Records shown:
****************

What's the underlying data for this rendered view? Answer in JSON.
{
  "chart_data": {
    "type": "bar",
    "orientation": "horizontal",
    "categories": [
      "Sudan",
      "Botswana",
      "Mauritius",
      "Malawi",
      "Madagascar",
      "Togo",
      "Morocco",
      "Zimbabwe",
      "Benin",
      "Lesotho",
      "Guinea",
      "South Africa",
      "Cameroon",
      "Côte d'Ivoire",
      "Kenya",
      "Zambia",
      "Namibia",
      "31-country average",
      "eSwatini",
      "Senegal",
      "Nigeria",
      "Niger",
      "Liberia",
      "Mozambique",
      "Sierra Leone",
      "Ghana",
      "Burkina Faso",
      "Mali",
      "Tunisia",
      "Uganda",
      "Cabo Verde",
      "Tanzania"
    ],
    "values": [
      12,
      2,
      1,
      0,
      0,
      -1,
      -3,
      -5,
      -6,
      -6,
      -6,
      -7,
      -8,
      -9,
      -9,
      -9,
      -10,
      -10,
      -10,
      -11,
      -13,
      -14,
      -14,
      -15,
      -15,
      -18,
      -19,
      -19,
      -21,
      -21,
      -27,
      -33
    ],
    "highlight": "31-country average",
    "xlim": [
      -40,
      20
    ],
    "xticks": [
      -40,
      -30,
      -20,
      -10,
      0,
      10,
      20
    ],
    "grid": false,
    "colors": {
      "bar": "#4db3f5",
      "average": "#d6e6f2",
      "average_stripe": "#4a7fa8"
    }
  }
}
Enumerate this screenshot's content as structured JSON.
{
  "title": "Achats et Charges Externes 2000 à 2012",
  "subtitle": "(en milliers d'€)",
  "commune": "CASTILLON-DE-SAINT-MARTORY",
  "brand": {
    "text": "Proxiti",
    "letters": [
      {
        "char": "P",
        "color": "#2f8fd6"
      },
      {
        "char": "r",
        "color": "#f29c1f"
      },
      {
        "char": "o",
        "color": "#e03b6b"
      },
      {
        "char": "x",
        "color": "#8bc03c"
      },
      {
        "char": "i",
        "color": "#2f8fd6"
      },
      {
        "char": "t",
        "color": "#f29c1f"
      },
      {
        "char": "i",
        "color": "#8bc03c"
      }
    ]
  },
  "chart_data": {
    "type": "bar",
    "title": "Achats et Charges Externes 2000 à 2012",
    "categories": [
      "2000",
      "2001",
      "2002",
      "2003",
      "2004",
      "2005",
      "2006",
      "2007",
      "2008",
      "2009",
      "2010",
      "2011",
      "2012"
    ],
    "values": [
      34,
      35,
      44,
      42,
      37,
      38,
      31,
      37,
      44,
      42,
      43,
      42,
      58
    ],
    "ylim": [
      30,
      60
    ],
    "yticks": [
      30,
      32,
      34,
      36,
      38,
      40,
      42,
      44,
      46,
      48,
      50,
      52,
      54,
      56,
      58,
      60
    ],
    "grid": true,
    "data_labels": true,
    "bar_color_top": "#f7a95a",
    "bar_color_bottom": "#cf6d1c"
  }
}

****************

Task prompt: Everything from the line with "Enumerate this screenshot's" to the end of the listing above needs to be duplicated exactly, both end lines included, with nothing more.

Reply:
Enumerate this screenshot's content as structured JSON.
{
  "title": "Achats et Charges Externes 2000 à 2012",
  "subtitle": "(en milliers d'€)",
  "commune": "CASTILLON-DE-SAINT-MARTORY",
  "brand": {
    "text": "Proxiti",
    "letters": [
      {
        "char": "P",
        "color": "#2f8fd6"
      },
      {
        "char": "r",
        "color": "#f29c1f"
      },
      {
        "char": "o",
        "color": "#e03b6b"
      },
      {
        "char": "x",
        "color": "#8bc03c"
      },
      {
        "char": "i",
        "color": "#2f8fd6"
      },
      {
        "char": "t",
        "color": "#f29c1f"
      },
      {
        "char": "i",
        "color": "#8bc03c"
      }
    ]
  },
  "chart_data": {
    "type": "bar",
    "title": "Achats et Charges Externes 2000 à 2012",
    "categories": [
      "2000",
      "2001",
      "2002",
      "2003",
      "2004",
      "2005",
      "2006",
      "2007",
      "2008",
      "2009",
      "2010",
      "2011",
      "2012"
    ],
    "values": [
      34,
      35,
      44,
      42,
      37,
      38,
      31,
      37,
      44,
      42,
      43,
      42,
      58
    ],
    "ylim": [
      30,
      60
    ],
    "yticks": [
      30,
      32,
      34,
      36,
      38,
      40,
      42,
      44,
      46,
      48,
      50,
      52,
      54,
      56,
      58,
      60
    ],
    "grid": true,
    "data_labels": true,
    "bar_color_top": "#f7a95a",
    "bar_color_bottom": "#cf6d1c"
  }
}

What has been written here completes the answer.